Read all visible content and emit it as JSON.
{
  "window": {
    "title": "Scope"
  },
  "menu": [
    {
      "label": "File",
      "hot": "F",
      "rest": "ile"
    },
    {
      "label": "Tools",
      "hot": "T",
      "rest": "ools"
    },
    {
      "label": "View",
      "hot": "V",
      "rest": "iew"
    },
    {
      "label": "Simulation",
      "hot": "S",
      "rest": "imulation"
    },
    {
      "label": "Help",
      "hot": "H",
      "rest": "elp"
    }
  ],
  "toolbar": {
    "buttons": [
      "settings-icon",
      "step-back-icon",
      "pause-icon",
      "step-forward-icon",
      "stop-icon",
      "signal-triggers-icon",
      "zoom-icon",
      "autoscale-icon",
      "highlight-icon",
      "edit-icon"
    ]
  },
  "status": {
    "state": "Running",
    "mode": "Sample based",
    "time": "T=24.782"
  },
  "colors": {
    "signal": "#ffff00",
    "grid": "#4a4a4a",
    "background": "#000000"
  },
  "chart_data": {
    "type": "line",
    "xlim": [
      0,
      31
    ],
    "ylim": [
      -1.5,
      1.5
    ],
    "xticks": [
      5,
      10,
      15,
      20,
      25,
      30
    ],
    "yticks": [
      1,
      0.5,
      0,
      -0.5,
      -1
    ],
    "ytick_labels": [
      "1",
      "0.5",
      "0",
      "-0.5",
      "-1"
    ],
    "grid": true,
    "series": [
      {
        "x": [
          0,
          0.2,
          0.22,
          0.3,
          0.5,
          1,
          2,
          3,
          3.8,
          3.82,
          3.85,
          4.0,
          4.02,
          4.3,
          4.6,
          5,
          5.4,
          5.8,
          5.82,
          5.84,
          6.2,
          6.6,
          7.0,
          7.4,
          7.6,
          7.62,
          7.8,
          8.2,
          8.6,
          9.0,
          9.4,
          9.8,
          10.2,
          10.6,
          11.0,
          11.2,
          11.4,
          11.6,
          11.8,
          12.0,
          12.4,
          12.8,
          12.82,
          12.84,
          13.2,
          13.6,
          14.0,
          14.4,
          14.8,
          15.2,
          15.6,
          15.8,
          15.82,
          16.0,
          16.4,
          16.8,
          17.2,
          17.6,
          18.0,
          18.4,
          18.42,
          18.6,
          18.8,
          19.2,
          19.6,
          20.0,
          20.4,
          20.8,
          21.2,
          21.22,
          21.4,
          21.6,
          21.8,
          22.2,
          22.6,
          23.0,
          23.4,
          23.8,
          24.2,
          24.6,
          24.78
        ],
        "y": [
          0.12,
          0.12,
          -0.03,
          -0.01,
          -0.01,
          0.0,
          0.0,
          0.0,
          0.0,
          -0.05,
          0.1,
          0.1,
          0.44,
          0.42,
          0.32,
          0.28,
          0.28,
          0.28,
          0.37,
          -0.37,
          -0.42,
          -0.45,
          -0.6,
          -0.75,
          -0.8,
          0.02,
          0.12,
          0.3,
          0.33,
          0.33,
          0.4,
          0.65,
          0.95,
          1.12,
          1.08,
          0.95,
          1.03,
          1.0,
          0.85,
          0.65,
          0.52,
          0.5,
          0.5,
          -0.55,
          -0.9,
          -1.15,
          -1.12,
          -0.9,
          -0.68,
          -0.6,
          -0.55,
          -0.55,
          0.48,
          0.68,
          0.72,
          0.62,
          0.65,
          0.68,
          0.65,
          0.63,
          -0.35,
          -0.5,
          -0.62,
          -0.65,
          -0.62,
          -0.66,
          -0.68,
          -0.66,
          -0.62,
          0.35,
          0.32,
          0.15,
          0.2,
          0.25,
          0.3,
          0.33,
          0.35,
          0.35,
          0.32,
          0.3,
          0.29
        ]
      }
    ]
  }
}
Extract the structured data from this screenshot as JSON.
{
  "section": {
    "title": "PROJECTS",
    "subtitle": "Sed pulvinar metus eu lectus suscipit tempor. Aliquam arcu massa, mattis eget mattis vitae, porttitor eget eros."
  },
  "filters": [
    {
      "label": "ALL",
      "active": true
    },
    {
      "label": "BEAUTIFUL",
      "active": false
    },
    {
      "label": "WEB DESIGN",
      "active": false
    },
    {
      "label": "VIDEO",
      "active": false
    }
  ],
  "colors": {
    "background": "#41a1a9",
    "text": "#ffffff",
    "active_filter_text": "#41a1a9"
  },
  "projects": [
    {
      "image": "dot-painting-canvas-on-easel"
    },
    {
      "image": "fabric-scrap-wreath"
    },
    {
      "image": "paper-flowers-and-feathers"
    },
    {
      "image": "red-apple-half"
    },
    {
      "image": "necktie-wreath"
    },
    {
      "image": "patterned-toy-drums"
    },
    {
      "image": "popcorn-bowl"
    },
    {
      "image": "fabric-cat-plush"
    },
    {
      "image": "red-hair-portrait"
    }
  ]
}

***

EXERCISE DESCRIPTION
Output the full listing exactly as it stands.

FULL RESPONSE
Read all visible content and emit it as JSON.
{
  "window": {
    "title": "Scope"
  },
  "menu": [
    {
      "label": "File",
      "hot": "F",
      "rest": "ile"
    },
    {
      "label": "Tools",
      "hot": "T",
      "rest": "ools"
    },
    {
      "label": "View",
      "hot": "V",
      "rest": "iew"
    },
    {
      "label": "Simulation",
      "hot": "S",
      "rest": "imulation"
    },
    {
      "label": "Help",
      "hot": "H",
      "rest": "elp"
    }
  ],
  "toolbar": {
    "buttons": [
      "settings-icon",
      "step-back-icon",
      "pause-icon",
      "step-forward-icon",
      "stop-icon",
      "signal-triggers-icon",
      "zoom-icon",
      "autoscale-icon",
      "highlight-icon",
      "edit-icon"
    ]
  },
  "status": {
    "state": "Running",
    "mode": "Sample based",
    "time": "T=24.782"
  },
  "colors": {
    "signal": "#ffff00",
    "grid": "#4a4a4a",
    "background": "#000000"
  },
  "chart_data": {
    "type": "line",
    "xlim": [
      0,
      31
    ],
    "ylim": [
      -1.5,
      1.5
    ],
    "xticks": [
      5,
      10,
      15,
      20,
      25,
      30
    ],
    "yticks": [
      1,
      0.5,
      0,
      -0.5,
      -1
    ],
    "ytick_labels": [
      "1",
      "0.5",
      "0",
      "-0.5",
      "-1"
    ],
    "grid": true,
    "series": [
      {
        "x": [
          0,
          0.2,
          0.22,
          0.3,
          0.5,
          1,
          2,
          3,
          3.8,
          3.82,
          3.85,
          4.0,
          4.02,
          4.3,
          4.6,
          5,
          5.4,
          5.8,
          5.82,
          5.84,
          6.2,
          6.6,
          7.0,
          7.4,
          7.6,
          7.62,
          7.8,
          8.2,
          8.6,
          9.0,
          9.4,
          9.8,
          10.2,
          10.6,
          11.0,
          11.2,
          11.4,
          11.6,
          11.8,
          12.0,
          12.4,
          12.8,
          12.82,
          12.84,
          13.2,
          13.6,
          14.0,
          14.4,
          14.8,
          15.2,
          15.6,
          15.8,
          15.82,
          16.0,
          16.4,
          16.8,
          17.2,
          17.6,
          18.0,
          18.4,
          18.42,
          18.6,
          18.8,
          19.2,
          19.6,
          20.0,
          20.4,
          20.8,
          21.2,
          21.22,
          21.4,
          21.6,
          21.8,
          22.2,
          22.6,
          23.0,
          23.4,
          23.8,
          24.2,
          24.6,
          24.78
        ],
        "y": [
          0.12,
          0.12,
          -0.03,
          -0.01,
          -0.01,
          0.0,
          0.0,
          0.0,
          0.0,
          -0.05,
          0.1,
          0.1,
          0.44,
          0.42,
          0.32,
          0.28,
          0.28,
          0.28,
          0.37,
          -0.37,
          -0.42,
          -0.45,
          -0.6,
          -0.75,
          -0.8,
          0.02,
          0.12,
          0.3,
          0.33,
          0.33,
          0.4,
          0.65,
          0.95,
          1.12,
          1.08,
          0.95,
          1.03,
          1.0,
          0.85,
          0.65,
          0.52,
          0.5,
          0.5,
          -0.55,
          -0.9,
          -1.15,
          -1.12,
          -0.9,
          -0.68,
          -0.6,
          -0.55,
          -0.55,
          0.48,
          0.68,
          0.72,
          0.62,
          0.65,
          0.68,
          0.65,
          0.63,
          -0.35,
          -0.5,
          -0.62,
          -0.65,
          -0.62,
          -0.66,
          -0.68,
          -0.66,
          -0.62,
          0.35,
          0.32,
          0.15,
          0.2,
          0.25,
          0.3,
          0.33,
          0.35,
          0.35,
          0.32,
          0.3,
          0.29
        ]
      }
    ]
  }
}
Extract the structured data from this screenshot as JSON.
{
  "section": {
    "title": "PROJECTS",
    "subtitle": "Sed pulvinar metus eu lectus suscipit tempor. Aliquam arcu massa, mattis eget mattis vitae, porttitor eget eros."
  },
  "filters": [
    {
      "label": "ALL",
      "active": true
    },
    {
      "label": "BEAUTIFUL",
      "active": false
    },
    {
      "label": "WEB DESIGN",
      "active": false
    },
    {
      "label": "VIDEO",
      "active": false
    }
  ],
  "colors": {
    "background": "#41a1a9",
    "text": "#ffffff",
    "active_filter_text": "#41a1a9"
  },
  "projects": [
    {
      "image": "dot-painting-canvas-on-easel"
    },
    {
      "image": "fabric-scrap-wreath"
    },
    {
      "image": "paper-flowers-and-feathers"
    },
    {
      "image": "red-apple-half"
    },
    {
      "image": "necktie-wreath"
    },
    {
      "image": "patterned-toy-drums"
    },
    {
      "image": "popcorn-bowl"
    },
    {
      "image": "fabric-cat-plush"
    },
    {
      "image": "red-hair-portrait"
    }
  ]
}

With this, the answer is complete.